EXERCISE BRIEF »
Pictures within the data are to be left out; everything else must be reproduced exactly.

INPUT RECORDS »
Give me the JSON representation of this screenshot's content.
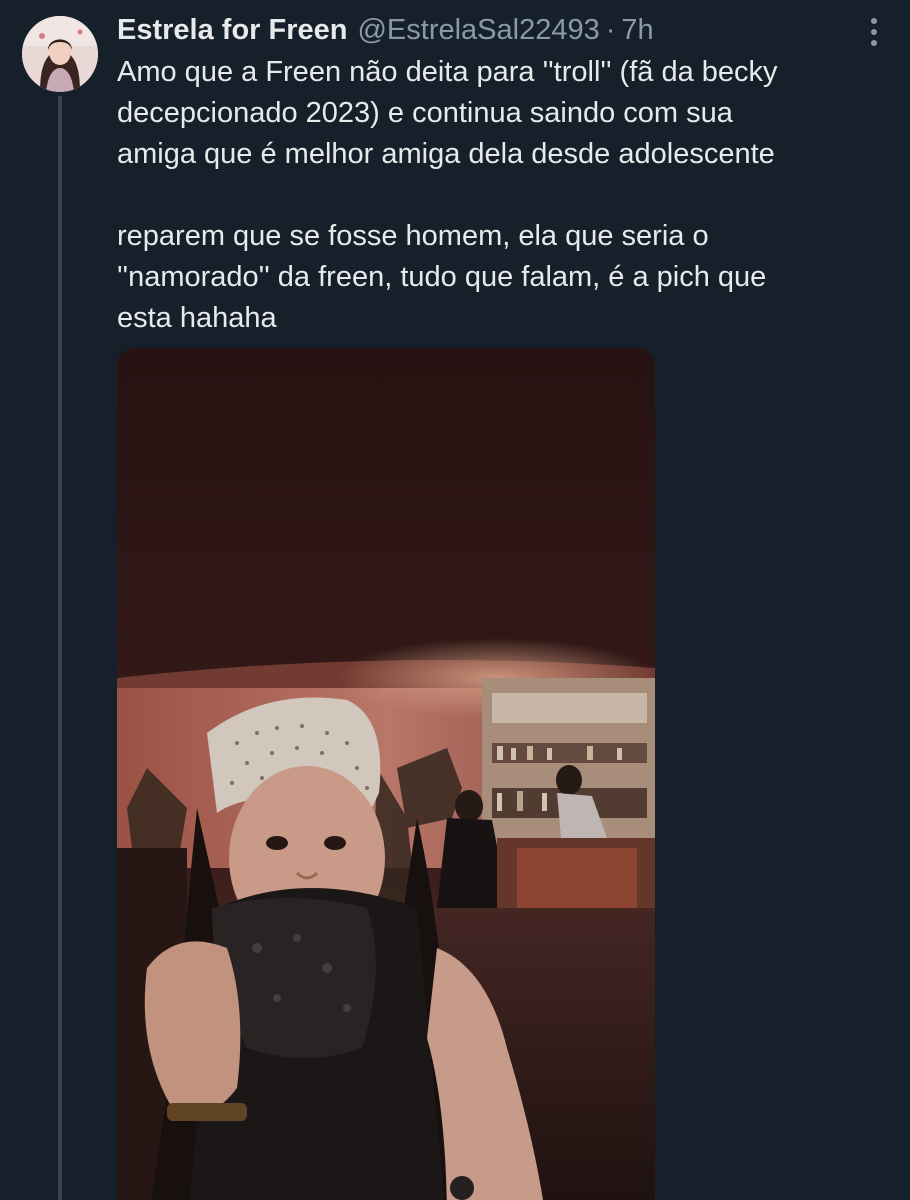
{
  "tweet": {
    "author": {
      "display_name": "Estrela for Freen",
      "handle": "@EstrelaSal22493",
      "separator": "·",
      "time": "7h"
    },
    "text_lines": [
      "Amo que a Freen não deita para ''troll'' (fã da becky",
      "decepcionado 2023) e continua saindo com sua",
      "amiga que é melhor amiga dela desde adolescente",
      "reparem que se fosse homem, ela que seria o",
      "''namorado'' da freen, tudo que falam, é a pich que",
      "esta hahaha"
    ],
    "icons": {
      "more": "more-options-icon",
      "avatar": "avatar-image"
    }
  },
  "colors": {
    "background": "#15202b",
    "text_primary": "#e7e9ea",
    "text_secondary": "#8b98a5",
    "thread_line": "#38444d"
  }
}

WRITTEN ANSWER »
Give me the JSON representation of this screenshot's content.
{
  "tweet": {
    "author": {
      "display_name": "Estrela for Freen",
      "handle": "@EstrelaSal22493",
      "separator": "·",
      "time": "7h"
    },
    "text_lines": [
      "Amo que a Freen não deita para ''troll'' (fã da becky",
      "decepcionado 2023) e continua saindo com sua",
      "amiga que é melhor amiga dela desde adolescente",
      "reparem que se fosse homem, ela que seria o",
      "''namorado'' da freen, tudo que falam, é a pich que",
      "esta hahaha"
    ],
    "icons": {
      "more": "more-options-icon",
      "avatar": "avatar-image"
    }
  },
  "colors": {
    "background": "#15202b",
    "text_primary": "#e7e9ea",
    "text_secondary": "#8b98a5",
    "thread_line": "#38444d"
  }
}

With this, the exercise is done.